(Extracted records)
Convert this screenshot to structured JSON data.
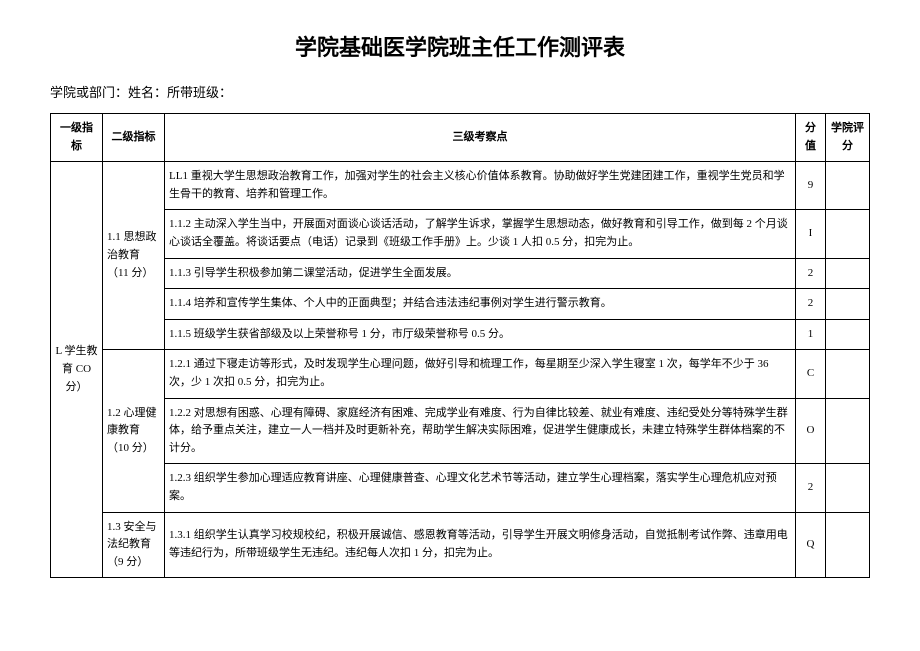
{
  "title": "学院基础医学院班主任工作测评表",
  "subtitle": "学院或部门：姓名：所带班级：",
  "headers": {
    "level1": "一级指标",
    "level2": "二级指标",
    "level3": "三级考察点",
    "score": "分值",
    "eval": "学院评分"
  },
  "level1": {
    "label": "L 学生教育 CO 分）"
  },
  "groups": [
    {
      "label": "1.1 思想政治教育（11 分）",
      "rows": [
        {
          "text": "LL1 重视大学生思想政治教育工作，加强对学生的社会主义核心价值体系教育。协助做好学生党建团建工作，重视学生党员和学生骨干的教育、培养和管理工作。",
          "score": "9"
        },
        {
          "text": "1.1.2 主动深入学生当中，开展面对面谈心谈话活动，了解学生诉求，掌握学生思想动态，做好教育和引导工作，做到每 2 个月谈心谈话全覆盖。将谈话要点（电话）记录到《班级工作手册》上。少谈 1 人扣 0.5 分，扣完为止。",
          "score": "I"
        },
        {
          "text": "1.1.3 引导学生积极参加第二课堂活动，促进学生全面发展。",
          "score": "2"
        },
        {
          "text": "1.1.4 培养和宣传学生集体、个人中的正面典型；并结合违法违纪事例对学生进行警示教育。",
          "score": "2"
        },
        {
          "text": "1.1.5 班级学生获省部级及以上荣誉称号 1 分，市厅级荣誉称号 0.5 分。",
          "score": "1"
        }
      ]
    },
    {
      "label": "1.2 心理健康教育（10 分）",
      "rows": [
        {
          "text": "1.2.1 通过下寝走访等形式，及时发现学生心理问题，做好引导和梳理工作，每星期至少深入学生寝室 1 次，每学年不少于 36 次，少 1 次扣 0.5 分，扣完为止。",
          "score": "C"
        },
        {
          "text": "1.2.2 对思想有困惑、心理有障碍、家庭经济有困难、完成学业有难度、行为自律比较差、就业有难度、违纪受处分等特殊学生群体，给予重点关注，建立一人一档并及时更新补充，帮助学生解决实际困难，促进学生健康成长，未建立特殊学生群体档案的不计分。",
          "score": "O"
        },
        {
          "text": "1.2.3 组织学生参加心理适应教育讲座、心理健康普查、心理文化艺术节等活动，建立学生心理档案，落实学生心理危机应对预案。",
          "score": "2"
        }
      ]
    },
    {
      "label": "1.3 安全与法纪教育（9 分）",
      "rows": [
        {
          "text": "1.3.1 组织学生认真学习校规校纪，积极开展诚信、感恩教育等活动，引导学生开展文明修身活动，自觉抵制考试作弊、违章用电等违纪行为，所带班级学生无违纪。违纪每人次扣 1 分，扣完为止。",
          "score": "Q"
        }
      ]
    }
  ]
}
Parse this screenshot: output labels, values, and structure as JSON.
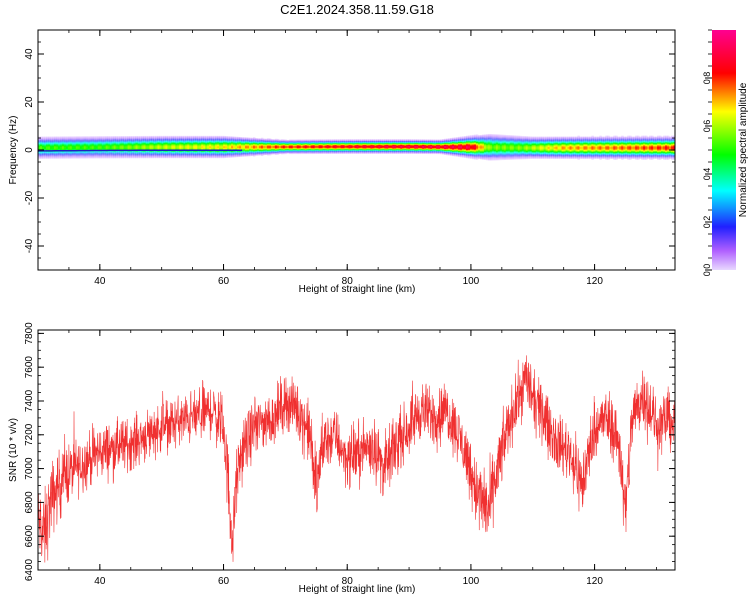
{
  "figure_title": "C2E1.2024.358.11.59.G18",
  "chart_data": [
    {
      "type": "heatmap",
      "title": "",
      "xlabel": "Height of straight line (km)",
      "ylabel": "Frequency (Hz)",
      "xlim": [
        30,
        133
      ],
      "ylim": [
        -50,
        50
      ],
      "xticks": [
        40,
        60,
        80,
        100,
        120
      ],
      "yticks": [
        -40,
        -20,
        0,
        20,
        40
      ],
      "colorbar": {
        "label": "Normalized spectral amplitude",
        "range": [
          0.0,
          1.0
        ],
        "ticks": [
          0.0,
          0.2,
          0.4,
          0.6,
          0.8
        ],
        "colors": [
          "#e8d8ff",
          "#9000ff",
          "#0000ff",
          "#00ffff",
          "#00ff00",
          "#ffff00",
          "#ff0000",
          "#ff0090"
        ]
      },
      "band": {
        "center_hz": [
          {
            "x": 30,
            "f": 1.0
          },
          {
            "x": 40,
            "f": 1.2
          },
          {
            "x": 50,
            "f": 1.3
          },
          {
            "x": 60,
            "f": 1.3
          },
          {
            "x": 70,
            "f": 1.4
          },
          {
            "x": 80,
            "f": 1.5
          },
          {
            "x": 90,
            "f": 1.5
          },
          {
            "x": 100,
            "f": 1.3
          },
          {
            "x": 110,
            "f": 1.0
          },
          {
            "x": 120,
            "f": 1.0
          },
          {
            "x": 133,
            "f": 1.0
          }
        ],
        "peak_amplitude": [
          {
            "x": 30,
            "v": 0.55
          },
          {
            "x": 40,
            "v": 0.55
          },
          {
            "x": 50,
            "v": 0.65
          },
          {
            "x": 60,
            "v": 0.7
          },
          {
            "x": 70,
            "v": 0.85
          },
          {
            "x": 80,
            "v": 0.9
          },
          {
            "x": 90,
            "v": 0.95
          },
          {
            "x": 100,
            "v": 0.95
          },
          {
            "x": 103,
            "v": 0.6
          },
          {
            "x": 108,
            "v": 0.6
          },
          {
            "x": 115,
            "v": 0.75
          },
          {
            "x": 125,
            "v": 0.8
          },
          {
            "x": 133,
            "v": 0.85
          }
        ],
        "halo_halfwidth_hz": [
          {
            "x": 30,
            "w": 5
          },
          {
            "x": 60,
            "w": 5
          },
          {
            "x": 70,
            "w": 3
          },
          {
            "x": 95,
            "w": 3
          },
          {
            "x": 103,
            "w": 6
          },
          {
            "x": 110,
            "w": 5
          },
          {
            "x": 133,
            "w": 5
          }
        ]
      }
    },
    {
      "type": "line",
      "title": "",
      "xlabel": "Height of straight line (km)",
      "ylabel": "SNR (10 * v/v)",
      "xlim": [
        30,
        133
      ],
      "ylim": [
        6400,
        7820
      ],
      "xticks": [
        40,
        60,
        80,
        100,
        120
      ],
      "yticks": [
        6400,
        6600,
        6800,
        7000,
        7200,
        7400,
        7600,
        7800
      ],
      "line_color": "#f03030",
      "series": [
        {
          "name": "",
          "x": [
            30,
            31,
            32,
            34,
            36,
            38,
            40,
            45,
            50,
            55,
            58,
            60,
            61,
            61.5,
            62,
            63,
            65,
            68,
            70,
            72,
            74,
            75,
            76,
            78,
            80,
            82,
            84,
            86,
            88,
            90,
            92,
            94,
            96,
            98,
            100,
            101,
            102,
            103,
            104,
            106,
            108,
            109,
            110,
            112,
            114,
            116,
            118,
            120,
            122,
            124,
            125,
            126,
            128,
            130,
            132,
            133
          ],
          "y": [
            6700,
            6600,
            6800,
            6950,
            7000,
            7050,
            7100,
            7150,
            7250,
            7300,
            7350,
            7250,
            6800,
            6550,
            6900,
            7100,
            7250,
            7300,
            7400,
            7350,
            7200,
            6850,
            7150,
            7200,
            7050,
            7100,
            7150,
            7000,
            7150,
            7250,
            7350,
            7300,
            7350,
            7200,
            7000,
            6850,
            6800,
            6750,
            6950,
            7250,
            7450,
            7550,
            7400,
            7300,
            7150,
            7100,
            6900,
            7250,
            7300,
            7150,
            6700,
            7300,
            7450,
            7250,
            7300,
            7250
          ],
          "noise_half_range": [
            220,
            260,
            240,
            200,
            180,
            170,
            170,
            160,
            160,
            160,
            170,
            200,
            250,
            200,
            200,
            180,
            170,
            180,
            170,
            170,
            200,
            250,
            200,
            170,
            170,
            180,
            180,
            200,
            180,
            170,
            180,
            170,
            180,
            180,
            200,
            220,
            230,
            250,
            220,
            180,
            180,
            200,
            180,
            170,
            180,
            180,
            220,
            180,
            180,
            200,
            250,
            200,
            200,
            180,
            180,
            180
          ]
        }
      ]
    }
  ]
}
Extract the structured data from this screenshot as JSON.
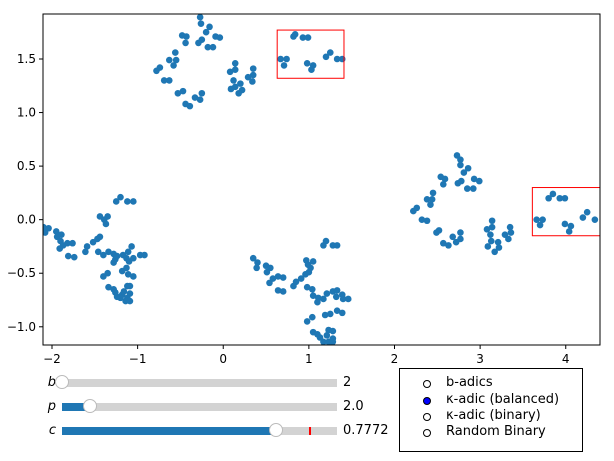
{
  "chart_data": {
    "type": "scatter",
    "xlim": [
      -2.105,
      4.4
    ],
    "ylim": [
      -1.17,
      1.92
    ],
    "xticks": [
      -2,
      -1,
      0,
      1,
      2,
      3,
      4
    ],
    "xtick_labels": [
      "−2",
      "−1",
      "0",
      "1",
      "2",
      "3",
      "4"
    ],
    "yticks": [
      -1.0,
      -0.5,
      0.0,
      0.5,
      1.0,
      1.5
    ],
    "ytick_labels": [
      "−1.0",
      "−0.5",
      "0.0",
      "0.5",
      "1.0",
      "1.5"
    ],
    "grid": false,
    "point_color": "#1f77b4",
    "highlight_color": "#ff0000",
    "highlight_boxes": [
      {
        "x0": 0.63,
        "x1": 1.41,
        "y0": 1.32,
        "y1": 1.77
      },
      {
        "x0": 3.61,
        "x1": 4.4,
        "y0": -0.15,
        "y1": 0.3
      }
    ],
    "points": [
      [
        -0.27,
        1.89
      ],
      [
        -0.26,
        1.83
      ],
      [
        -0.16,
        1.8
      ],
      [
        -0.2,
        1.75
      ],
      [
        -0.48,
        1.72
      ],
      [
        -0.43,
        1.71
      ],
      [
        -0.44,
        1.65
      ],
      [
        -0.29,
        1.65
      ],
      [
        -0.25,
        1.68
      ],
      [
        -0.09,
        1.71
      ],
      [
        -0.04,
        1.7
      ],
      [
        -0.18,
        1.61
      ],
      [
        -0.12,
        1.61
      ],
      [
        -0.56,
        1.56
      ],
      [
        -0.63,
        1.49
      ],
      [
        -0.58,
        1.44
      ],
      [
        -0.55,
        1.49
      ],
      [
        -0.78,
        1.39
      ],
      [
        -0.74,
        1.42
      ],
      [
        -0.69,
        1.3
      ],
      [
        -0.63,
        1.3
      ],
      [
        -0.53,
        1.18
      ],
      [
        -0.47,
        1.2
      ],
      [
        -0.44,
        1.08
      ],
      [
        -0.39,
        1.06
      ],
      [
        -0.33,
        1.14
      ],
      [
        -0.25,
        1.18
      ],
      [
        -0.27,
        1.12
      ],
      [
        0.14,
        1.46
      ],
      [
        0.08,
        1.38
      ],
      [
        0.14,
        1.4
      ],
      [
        0.12,
        1.3
      ],
      [
        0.14,
        1.24
      ],
      [
        0.09,
        1.22
      ],
      [
        0.2,
        1.27
      ],
      [
        0.22,
        1.21
      ],
      [
        0.18,
        1.18
      ],
      [
        0.35,
        1.41
      ],
      [
        0.35,
        1.35
      ],
      [
        0.29,
        1.33
      ],
      [
        0.34,
        1.29
      ],
      [
        0.67,
        1.5
      ],
      [
        0.74,
        1.5
      ],
      [
        0.71,
        1.44
      ],
      [
        0.82,
        1.71
      ],
      [
        0.84,
        1.73
      ],
      [
        0.93,
        1.7
      ],
      [
        0.99,
        1.7
      ],
      [
        0.98,
        1.46
      ],
      [
        1.05,
        1.44
      ],
      [
        1.03,
        1.4
      ],
      [
        1.2,
        1.52
      ],
      [
        1.25,
        1.56
      ],
      [
        1.33,
        1.5
      ],
      [
        1.39,
        1.5
      ],
      [
        2.73,
        0.6
      ],
      [
        2.77,
        0.56
      ],
      [
        2.77,
        0.51
      ],
      [
        2.81,
        0.44
      ],
      [
        2.86,
        0.48
      ],
      [
        2.54,
        0.4
      ],
      [
        2.59,
        0.38
      ],
      [
        2.57,
        0.33
      ],
      [
        2.74,
        0.34
      ],
      [
        2.78,
        0.36
      ],
      [
        2.85,
        0.29
      ],
      [
        2.92,
        0.29
      ],
      [
        2.93,
        0.38
      ],
      [
        2.99,
        0.36
      ],
      [
        2.22,
        0.08
      ],
      [
        2.26,
        0.11
      ],
      [
        2.38,
        0.19
      ],
      [
        2.44,
        0.19
      ],
      [
        2.42,
        0.14
      ],
      [
        2.45,
        0.25
      ],
      [
        2.32,
        0.0
      ],
      [
        2.38,
        -0.01
      ],
      [
        2.49,
        -0.12
      ],
      [
        2.52,
        -0.1
      ],
      [
        2.57,
        -0.22
      ],
      [
        2.63,
        -0.24
      ],
      [
        2.68,
        -0.16
      ],
      [
        2.77,
        -0.12
      ],
      [
        2.77,
        -0.18
      ],
      [
        2.72,
        -0.21
      ],
      [
        3.08,
        -0.09
      ],
      [
        3.14,
        -0.01
      ],
      [
        3.14,
        -0.07
      ],
      [
        3.12,
        -0.14
      ],
      [
        3.13,
        -0.2
      ],
      [
        3.09,
        -0.25
      ],
      [
        3.17,
        -0.3
      ],
      [
        3.21,
        -0.21
      ],
      [
        3.22,
        -0.26
      ],
      [
        3.29,
        -0.14
      ],
      [
        3.33,
        -0.18
      ],
      [
        3.35,
        -0.07
      ],
      [
        3.36,
        -0.12
      ],
      [
        3.66,
        0.0
      ],
      [
        3.73,
        0.0
      ],
      [
        3.7,
        -0.05
      ],
      [
        3.8,
        0.2
      ],
      [
        3.85,
        0.24
      ],
      [
        3.93,
        0.2
      ],
      [
        3.99,
        0.2
      ],
      [
        3.99,
        -0.04
      ],
      [
        4.06,
        -0.06
      ],
      [
        4.04,
        -0.11
      ],
      [
        4.2,
        0.02
      ],
      [
        4.25,
        0.07
      ],
      [
        4.34,
        0.0
      ],
      [
        0.35,
        -0.36
      ],
      [
        0.4,
        -0.4
      ],
      [
        0.39,
        -0.45
      ],
      [
        0.5,
        -0.43
      ],
      [
        0.55,
        -0.45
      ],
      [
        0.51,
        -0.49
      ],
      [
        0.54,
        -0.59
      ],
      [
        0.58,
        -0.55
      ],
      [
        0.64,
        -0.53
      ],
      [
        0.7,
        -0.54
      ],
      [
        0.64,
        -0.66
      ],
      [
        0.7,
        -0.67
      ],
      [
        0.82,
        -0.62
      ],
      [
        0.85,
        -0.58
      ],
      [
        0.91,
        -0.55
      ],
      [
        0.96,
        -0.51
      ],
      [
        1.0,
        -0.49
      ],
      [
        1.02,
        -0.45
      ],
      [
        0.97,
        -0.38
      ],
      [
        1.05,
        -0.39
      ],
      [
        0.99,
        -0.42
      ],
      [
        0.98,
        -0.63
      ],
      [
        1.04,
        -0.65
      ],
      [
        1.05,
        -0.71
      ],
      [
        1.11,
        -0.73
      ],
      [
        1.1,
        -0.77
      ],
      [
        1.17,
        -0.74
      ],
      [
        1.21,
        -0.69
      ],
      [
        1.28,
        -0.67
      ],
      [
        1.33,
        -0.66
      ],
      [
        1.32,
        -0.72
      ],
      [
        1.39,
        -0.7
      ],
      [
        1.4,
        -0.74
      ],
      [
        1.46,
        -0.74
      ],
      [
        1.17,
        -0.24
      ],
      [
        1.2,
        -0.2
      ],
      [
        1.28,
        -0.24
      ],
      [
        1.33,
        -0.24
      ],
      [
        0.98,
        -0.95
      ],
      [
        1.04,
        -0.91
      ],
      [
        1.19,
        -0.89
      ],
      [
        1.25,
        -0.88
      ],
      [
        1.33,
        -0.85
      ],
      [
        1.39,
        -0.87
      ],
      [
        1.05,
        -1.05
      ],
      [
        1.1,
        -1.07
      ],
      [
        1.13,
        -1.1
      ],
      [
        1.21,
        -1.08
      ],
      [
        1.23,
        -1.03
      ],
      [
        1.28,
        -1.04
      ],
      [
        1.28,
        -1.11
      ],
      [
        1.17,
        -1.14
      ],
      [
        1.23,
        -1.14
      ],
      [
        1.28,
        -1.14
      ],
      [
        -2.1,
        -0.07
      ],
      [
        -2.08,
        -0.12
      ],
      [
        -2.04,
        -0.08
      ],
      [
        -1.95,
        -0.11
      ],
      [
        -1.94,
        -0.16
      ],
      [
        -1.9,
        -0.2
      ],
      [
        -1.89,
        -0.14
      ],
      [
        -1.91,
        -0.27
      ],
      [
        -1.87,
        -0.24
      ],
      [
        -1.82,
        -0.22
      ],
      [
        -1.76,
        -0.22
      ],
      [
        -1.81,
        -0.34
      ],
      [
        -1.74,
        -0.35
      ],
      [
        -1.61,
        -0.3
      ],
      [
        -1.59,
        -0.25
      ],
      [
        -1.52,
        -0.21
      ],
      [
        -1.47,
        -0.18
      ],
      [
        -1.44,
        -0.16
      ],
      [
        -1.46,
        -0.3
      ],
      [
        -1.4,
        -0.33
      ],
      [
        -1.44,
        0.03
      ],
      [
        -1.39,
        0.0
      ],
      [
        -1.35,
        0.03
      ],
      [
        -1.37,
        -0.04
      ],
      [
        -1.25,
        0.17
      ],
      [
        -1.2,
        0.21
      ],
      [
        -1.12,
        0.17
      ],
      [
        -1.05,
        0.17
      ],
      [
        -1.34,
        -0.3
      ],
      [
        -1.28,
        -0.32
      ],
      [
        -1.26,
        -0.37
      ],
      [
        -1.24,
        -0.34
      ],
      [
        -1.28,
        -0.4
      ],
      [
        -1.17,
        -0.33
      ],
      [
        -1.11,
        -0.3
      ],
      [
        -1.07,
        -0.25
      ],
      [
        -1.13,
        -0.36
      ],
      [
        -1.1,
        -0.39
      ],
      [
        -1.05,
        -0.36
      ],
      [
        -0.97,
        -0.33
      ],
      [
        -0.92,
        -0.33
      ],
      [
        -1.4,
        -0.53
      ],
      [
        -1.35,
        -0.5
      ],
      [
        -1.18,
        -0.48
      ],
      [
        -1.13,
        -0.45
      ],
      [
        -1.11,
        -0.51
      ],
      [
        -1.05,
        -0.53
      ],
      [
        -1.34,
        -0.63
      ],
      [
        -1.28,
        -0.65
      ],
      [
        -1.26,
        -0.68
      ],
      [
        -1.24,
        -0.72
      ],
      [
        -1.18,
        -0.7
      ],
      [
        -1.16,
        -0.67
      ],
      [
        -1.12,
        -0.62
      ],
      [
        -1.09,
        -0.62
      ],
      [
        -1.09,
        -0.69
      ],
      [
        -1.12,
        -0.73
      ],
      [
        -1.2,
        -0.73
      ],
      [
        -1.14,
        -0.76
      ],
      [
        -1.09,
        -0.76
      ]
    ]
  },
  "sliders": [
    {
      "label": "b",
      "value_text": "2",
      "fraction": 0.0
    },
    {
      "label": "p",
      "value_text": "2.0",
      "fraction": 0.1
    },
    {
      "label": "c",
      "value_text": "0.7772",
      "fraction": 0.7772,
      "initial_fraction": 0.9
    }
  ],
  "radio": {
    "options": [
      "b-adics",
      "κ-adic (balanced)",
      "κ-adic (binary)",
      "Random Binary"
    ],
    "selected": 1,
    "selected_color": "#0000ff"
  }
}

Instruction:
Give the number of lines in the listing above that contain "structured", and nothing else.

Solution to this exercise:
2